Data records ▸
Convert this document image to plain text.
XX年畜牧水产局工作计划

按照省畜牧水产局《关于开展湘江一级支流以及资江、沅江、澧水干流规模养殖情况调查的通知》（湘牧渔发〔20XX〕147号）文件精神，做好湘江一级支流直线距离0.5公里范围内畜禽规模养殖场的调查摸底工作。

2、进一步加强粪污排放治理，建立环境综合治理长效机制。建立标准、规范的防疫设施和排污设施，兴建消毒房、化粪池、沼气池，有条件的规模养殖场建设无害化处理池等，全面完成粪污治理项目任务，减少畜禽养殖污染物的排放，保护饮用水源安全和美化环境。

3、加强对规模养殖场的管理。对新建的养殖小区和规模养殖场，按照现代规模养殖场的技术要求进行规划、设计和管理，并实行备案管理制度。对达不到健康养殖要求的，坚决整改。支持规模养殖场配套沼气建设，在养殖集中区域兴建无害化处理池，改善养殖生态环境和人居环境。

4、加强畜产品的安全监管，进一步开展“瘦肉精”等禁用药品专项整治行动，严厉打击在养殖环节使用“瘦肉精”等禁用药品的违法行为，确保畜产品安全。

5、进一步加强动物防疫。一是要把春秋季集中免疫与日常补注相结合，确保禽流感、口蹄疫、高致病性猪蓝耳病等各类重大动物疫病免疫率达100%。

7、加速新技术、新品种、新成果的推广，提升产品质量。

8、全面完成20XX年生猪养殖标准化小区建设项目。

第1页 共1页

WHAT TO DO ▸
Repeat the data exactly. Leave nothing out.

TASK OUTPUT ▸
Convert this document image to plain text.
XX年畜牧水产局工作计划

按照省畜牧水产局《关于开展湘江一级支流以及资江、沅江、澧水干流规模养殖情况调查的通知》（湘牧渔发〔20XX〕147号）文件精神，做好湘江一级支流直线距离0.5公里范围内畜禽规模养殖场的调查摸底工作。

2、进一步加强粪污排放治理，建立环境综合治理长效机制。建立标准、规范的防疫设施和排污设施，兴建消毒房、化粪池、沼气池，有条件的规模养殖场建设无害化处理池等，全面完成粪污治理项目任务，减少畜禽养殖污染物的排放，保护饮用水源安全和美化环境。

3、加强对规模养殖场的管理。对新建的养殖小区和规模养殖场，按照现代规模养殖场的技术要求进行规划、设计和管理，并实行备案管理制度。对达不到健康养殖要求的，坚决整改。支持规模养殖场配套沼气建设，在养殖集中区域兴建无害化处理池，改善养殖生态环境和人居环境。

4、加强畜产品的安全监管，进一步开展“瘦肉精”等禁用药品专项整治行动，严厉打击在养殖环节使用“瘦肉精”等禁用药品的违法行为，确保畜产品安全。

5、进一步加强动物防疫。一是要把春秋季集中免疫与日常补注相结合，确保禽流感、口蹄疫、高致病性猪蓝耳病等各类重大动物疫病免疫率达100%。

7、加速新技术、新品种、新成果的推广，提升产品质量。

8、全面完成20XX年生猪养殖标准化小区建设项目。

第1页 共1页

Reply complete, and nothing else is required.